• Instructions for the task: Output all the entries word for word. Omit the pictures.
○ ○ ○ ○
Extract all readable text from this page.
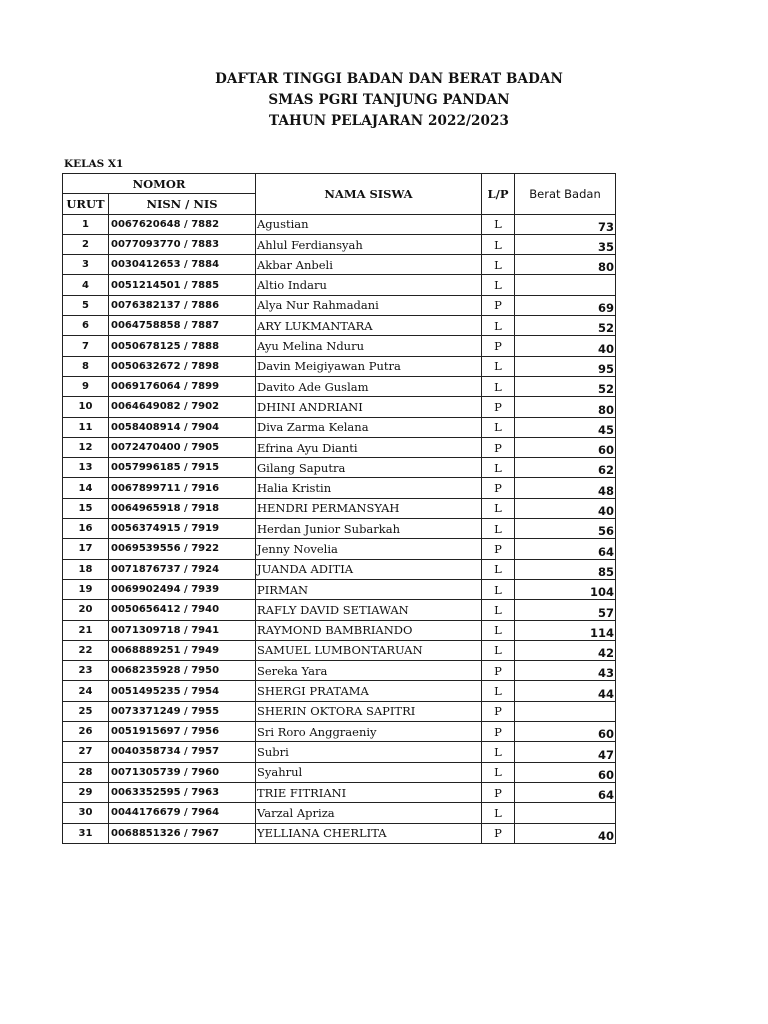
DAFTAR TINGGI BADAN DAN BERAT BADAN
SMAS PGRI TANJUNG PANDAN
TAHUN PELAJARAN 2022/2023
KELAS X1
NOMOR		NAMA SISWA	L/P	Berat Badan
URUT	NISN / NIS			
1	0067620648 / 7882	Agustian	L	73
2	0077093770 / 7883	Ahlul Ferdiansyah	L	35
3	0030412653 / 7884	Akbar Anbeli	L	80
4	0051214501 / 7885	Altio Indaru	L	
5	0076382137 / 7886	Alya Nur Rahmadani	P	69
6	0064758858 / 7887	ARY LUKMANTARA	L	52
7	0050678125 / 7888	Ayu Melina Nduru	P	40
8	0050632672 / 7898	Davin Meigiyawan Putra	L	95
9	0069176064 / 7899	Davito Ade Guslam	L	52
10	0064649082 / 7902	DHINI ANDRIANI	P	80
11	0058408914 / 7904	Diva Zarma Kelana	L	45
12	0072470400 / 7905	Efrina Ayu Dianti	P	60
13	0057996185 / 7915	Gilang Saputra	L	62
14	0067899711 / 7916	Halia Kristin	P	48
15	0064965918 / 7918	HENDRI PERMANSYAH	L	40
16	0056374915 / 7919	Herdan Junior Subarkah	L	56
17	0069539556 / 7922	Jenny Novelia	P	64
18	0071876737 / 7924	JUANDA ADITIA	L	85
19	0069902494 / 7939	PIRMAN	L	104
20	0050656412 / 7940	RAFLY DAVID SETIAWAN	L	57
21	0071309718 / 7941	RAYMOND BAMBRIANDO	L	114
22	0068889251 / 7949	SAMUEL LUMBONTARUAN	L	42
23	0068235928 / 7950	Sereka Yara	P	43
24	0051495235 / 7954	SHERGI PRATAMA	L	44
25	0073371249 / 7955	SHERIN OKTORA SAPITRI	P	
26	0051915697 / 7956	Sri Roro Anggraeniy	P	60
27	0040358734 / 7957	Subri	L	47
28	0071305739 / 7960	Syahrul	L	60
29	0063352595 / 7963	TRIE FITRIANI	P	64
30	0044176679 / 7964	Varzal Apriza	L	
31	0068851326 / 7967	YELLIANA CHERLITA	P	40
○ ○ ○ ○
• Output for this exercise:
Extract all readable text from this page.
DAFTAR TINGGI BADAN DAN BERAT BADAN
SMAS PGRI TANJUNG PANDAN
TAHUN PELAJARAN 2022/2023
KELAS X1
NOMOR		NAMA SISWA	L/P	Berat Badan
URUT	NISN / NIS			
1	0067620648 / 7882	Agustian	L	73
2	0077093770 / 7883	Ahlul Ferdiansyah	L	35
3	0030412653 / 7884	Akbar Anbeli	L	80
4	0051214501 / 7885	Altio Indaru	L	
5	0076382137 / 7886	Alya Nur Rahmadani	P	69
6	0064758858 / 7887	ARY LUKMANTARA	L	52
7	0050678125 / 7888	Ayu Melina Nduru	P	40
8	0050632672 / 7898	Davin Meigiyawan Putra	L	95
9	0069176064 / 7899	Davito Ade Guslam	L	52
10	0064649082 / 7902	DHINI ANDRIANI	P	80
11	0058408914 / 7904	Diva Zarma Kelana	L	45
12	0072470400 / 7905	Efrina Ayu Dianti	P	60
13	0057996185 / 7915	Gilang Saputra	L	62
14	0067899711 / 7916	Halia Kristin	P	48
15	0064965918 / 7918	HENDRI PERMANSYAH	L	40
16	0056374915 / 7919	Herdan Junior Subarkah	L	56
17	0069539556 / 7922	Jenny Novelia	P	64
18	0071876737 / 7924	JUANDA ADITIA	L	85
19	0069902494 / 7939	PIRMAN	L	104
20	0050656412 / 7940	RAFLY DAVID SETIAWAN	L	57
21	0071309718 / 7941	RAYMOND BAMBRIANDO	L	114
22	0068889251 / 7949	SAMUEL LUMBONTARUAN	L	42
23	0068235928 / 7950	Sereka Yara	P	43
24	0051495235 / 7954	SHERGI PRATAMA	L	44
25	0073371249 / 7955	SHERIN OKTORA SAPITRI	P	
26	0051915697 / 7956	Sri Roro Anggraeniy	P	60
27	0040358734 / 7957	Subri	L	47
28	0071305739 / 7960	Syahrul	L	60
29	0063352595 / 7963	TRIE FITRIANI	P	64
30	0044176679 / 7964	Varzal Apriza	L	
31	0068851326 / 7967	YELLIANA CHERLITA	P	40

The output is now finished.